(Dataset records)
-- Start --
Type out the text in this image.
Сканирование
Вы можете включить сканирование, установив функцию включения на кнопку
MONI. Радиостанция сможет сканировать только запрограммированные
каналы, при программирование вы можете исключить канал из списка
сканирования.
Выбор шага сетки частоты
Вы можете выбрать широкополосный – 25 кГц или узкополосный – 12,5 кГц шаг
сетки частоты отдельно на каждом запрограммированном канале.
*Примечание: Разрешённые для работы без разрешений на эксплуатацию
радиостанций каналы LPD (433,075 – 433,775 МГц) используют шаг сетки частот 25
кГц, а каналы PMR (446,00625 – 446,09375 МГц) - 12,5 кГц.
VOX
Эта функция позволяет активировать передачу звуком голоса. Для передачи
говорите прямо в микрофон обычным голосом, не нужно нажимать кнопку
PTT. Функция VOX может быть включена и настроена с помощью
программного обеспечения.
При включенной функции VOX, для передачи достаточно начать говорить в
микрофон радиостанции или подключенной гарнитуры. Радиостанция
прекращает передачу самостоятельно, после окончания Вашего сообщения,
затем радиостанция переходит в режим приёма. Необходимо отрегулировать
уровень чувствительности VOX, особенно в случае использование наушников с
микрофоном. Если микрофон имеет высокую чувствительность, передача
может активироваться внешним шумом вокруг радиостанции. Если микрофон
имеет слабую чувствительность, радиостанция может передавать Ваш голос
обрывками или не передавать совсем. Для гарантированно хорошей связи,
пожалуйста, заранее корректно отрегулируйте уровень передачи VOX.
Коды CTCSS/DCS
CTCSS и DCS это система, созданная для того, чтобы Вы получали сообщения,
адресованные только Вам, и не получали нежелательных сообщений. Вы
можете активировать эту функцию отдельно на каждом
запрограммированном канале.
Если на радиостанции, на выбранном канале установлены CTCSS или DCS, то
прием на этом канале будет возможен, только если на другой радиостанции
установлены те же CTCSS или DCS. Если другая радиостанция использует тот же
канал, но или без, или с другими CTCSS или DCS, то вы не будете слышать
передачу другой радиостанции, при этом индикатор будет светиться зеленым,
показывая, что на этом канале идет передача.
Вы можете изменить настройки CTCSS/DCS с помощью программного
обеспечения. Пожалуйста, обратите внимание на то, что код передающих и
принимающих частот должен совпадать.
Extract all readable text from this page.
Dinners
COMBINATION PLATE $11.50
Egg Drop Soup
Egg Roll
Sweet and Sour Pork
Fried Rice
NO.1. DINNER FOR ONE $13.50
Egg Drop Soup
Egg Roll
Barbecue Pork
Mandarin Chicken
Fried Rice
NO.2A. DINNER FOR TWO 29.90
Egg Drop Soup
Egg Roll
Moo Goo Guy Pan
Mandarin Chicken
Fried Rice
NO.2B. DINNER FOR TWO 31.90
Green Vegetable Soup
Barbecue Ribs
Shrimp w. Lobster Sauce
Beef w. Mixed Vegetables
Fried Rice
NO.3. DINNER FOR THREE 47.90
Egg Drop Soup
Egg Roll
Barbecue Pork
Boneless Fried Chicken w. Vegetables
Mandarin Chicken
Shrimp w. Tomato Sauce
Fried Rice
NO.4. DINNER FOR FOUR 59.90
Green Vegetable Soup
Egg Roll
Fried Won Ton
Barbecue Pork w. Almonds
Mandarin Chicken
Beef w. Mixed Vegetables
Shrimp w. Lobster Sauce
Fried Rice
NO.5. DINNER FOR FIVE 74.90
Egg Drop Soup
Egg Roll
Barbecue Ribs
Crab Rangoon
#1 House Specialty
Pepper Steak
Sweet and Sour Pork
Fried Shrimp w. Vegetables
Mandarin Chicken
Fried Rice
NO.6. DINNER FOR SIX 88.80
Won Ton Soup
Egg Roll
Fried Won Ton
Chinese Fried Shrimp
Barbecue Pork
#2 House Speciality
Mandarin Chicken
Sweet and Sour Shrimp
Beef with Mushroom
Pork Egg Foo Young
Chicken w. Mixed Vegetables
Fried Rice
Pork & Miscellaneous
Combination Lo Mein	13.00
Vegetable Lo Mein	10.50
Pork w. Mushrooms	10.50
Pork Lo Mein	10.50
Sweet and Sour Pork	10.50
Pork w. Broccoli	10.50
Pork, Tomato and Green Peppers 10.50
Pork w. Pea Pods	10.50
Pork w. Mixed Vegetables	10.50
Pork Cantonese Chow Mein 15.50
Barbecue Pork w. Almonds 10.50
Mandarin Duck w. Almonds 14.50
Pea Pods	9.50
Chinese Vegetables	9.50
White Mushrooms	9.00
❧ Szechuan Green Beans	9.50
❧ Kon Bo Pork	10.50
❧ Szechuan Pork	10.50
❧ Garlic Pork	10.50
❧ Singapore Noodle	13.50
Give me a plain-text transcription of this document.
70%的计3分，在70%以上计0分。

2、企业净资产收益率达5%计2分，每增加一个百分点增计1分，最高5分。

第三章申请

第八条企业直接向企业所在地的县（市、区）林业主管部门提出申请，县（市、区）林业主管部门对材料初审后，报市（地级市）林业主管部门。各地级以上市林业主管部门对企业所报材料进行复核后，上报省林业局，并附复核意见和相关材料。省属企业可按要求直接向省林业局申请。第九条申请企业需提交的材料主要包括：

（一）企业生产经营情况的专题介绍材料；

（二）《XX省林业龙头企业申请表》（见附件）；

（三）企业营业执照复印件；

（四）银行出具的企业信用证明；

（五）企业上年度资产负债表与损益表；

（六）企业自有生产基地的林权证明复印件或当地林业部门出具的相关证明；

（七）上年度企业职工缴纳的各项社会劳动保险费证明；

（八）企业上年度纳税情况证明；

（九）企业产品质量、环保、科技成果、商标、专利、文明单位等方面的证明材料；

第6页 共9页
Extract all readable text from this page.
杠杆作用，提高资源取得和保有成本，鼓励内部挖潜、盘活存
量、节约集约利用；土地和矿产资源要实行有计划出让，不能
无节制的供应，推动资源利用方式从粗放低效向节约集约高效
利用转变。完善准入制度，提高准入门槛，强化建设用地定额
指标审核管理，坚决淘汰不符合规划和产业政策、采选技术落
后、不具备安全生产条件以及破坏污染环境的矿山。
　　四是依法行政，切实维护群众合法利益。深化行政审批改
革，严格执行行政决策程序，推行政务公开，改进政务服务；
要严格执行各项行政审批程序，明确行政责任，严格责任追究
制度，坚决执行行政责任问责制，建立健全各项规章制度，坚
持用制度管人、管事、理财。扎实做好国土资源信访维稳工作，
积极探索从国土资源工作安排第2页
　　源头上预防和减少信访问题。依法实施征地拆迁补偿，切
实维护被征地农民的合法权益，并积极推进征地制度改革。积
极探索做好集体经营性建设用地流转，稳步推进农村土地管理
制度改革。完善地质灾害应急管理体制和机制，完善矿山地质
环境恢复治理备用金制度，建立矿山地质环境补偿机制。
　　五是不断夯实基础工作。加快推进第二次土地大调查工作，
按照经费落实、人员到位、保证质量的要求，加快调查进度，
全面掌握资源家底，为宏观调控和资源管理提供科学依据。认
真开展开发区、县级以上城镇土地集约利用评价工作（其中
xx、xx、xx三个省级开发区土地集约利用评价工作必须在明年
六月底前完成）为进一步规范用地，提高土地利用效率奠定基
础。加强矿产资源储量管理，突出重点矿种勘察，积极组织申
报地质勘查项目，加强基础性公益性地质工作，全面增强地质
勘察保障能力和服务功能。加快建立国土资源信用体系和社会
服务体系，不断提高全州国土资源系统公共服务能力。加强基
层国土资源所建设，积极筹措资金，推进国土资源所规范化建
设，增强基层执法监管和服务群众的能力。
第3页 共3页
-- End --
_WRITTEN TASK_
Pull out all lines from the listing that contain the string "функцию".

_RESULT FOR THIS EXERCISE_
Вы можете включить сканирование, установив функцию включения на кнопку
можете активировать эту функцию отдельно на каждом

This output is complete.